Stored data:
- - - -
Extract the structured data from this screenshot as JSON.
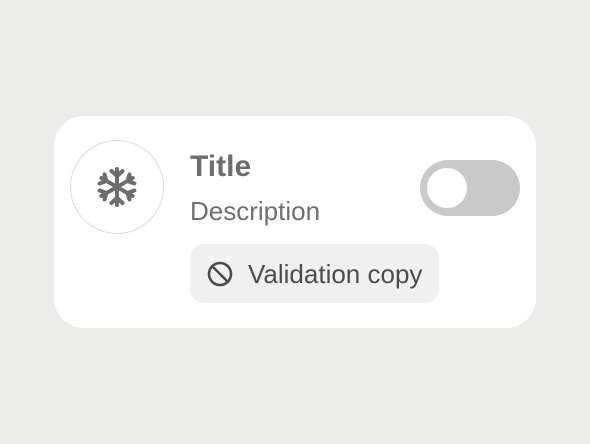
{
  "card": {
    "icon": "snowflake-icon",
    "title": "Title",
    "description": "Description",
    "toggle": {
      "state": "off",
      "track_color": "#c9c9c9",
      "knob_color": "#ffffff"
    },
    "validation": {
      "icon": "prohibited-icon",
      "text": "Validation copy"
    }
  },
  "colors": {
    "background": "#ecedeb",
    "card": "#ffffff",
    "icon": "#6d6d6d"
  }
}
- - - -
WRITTEN EXERCISE:
Print every entry exactly as written, without the pictures.

WRITTEN SOLUTION:
Extract the structured data from this screenshot as JSON.
{
  "card": {
    "icon": "snowflake-icon",
    "title": "Title",
    "description": "Description",
    "toggle": {
      "state": "off",
      "track_color": "#c9c9c9",
      "knob_color": "#ffffff"
    },
    "validation": {
      "icon": "prohibited-icon",
      "text": "Validation copy"
    }
  },
  "colors": {
    "background": "#ecedeb",
    "card": "#ffffff",
    "icon": "#6d6d6d"
  }
}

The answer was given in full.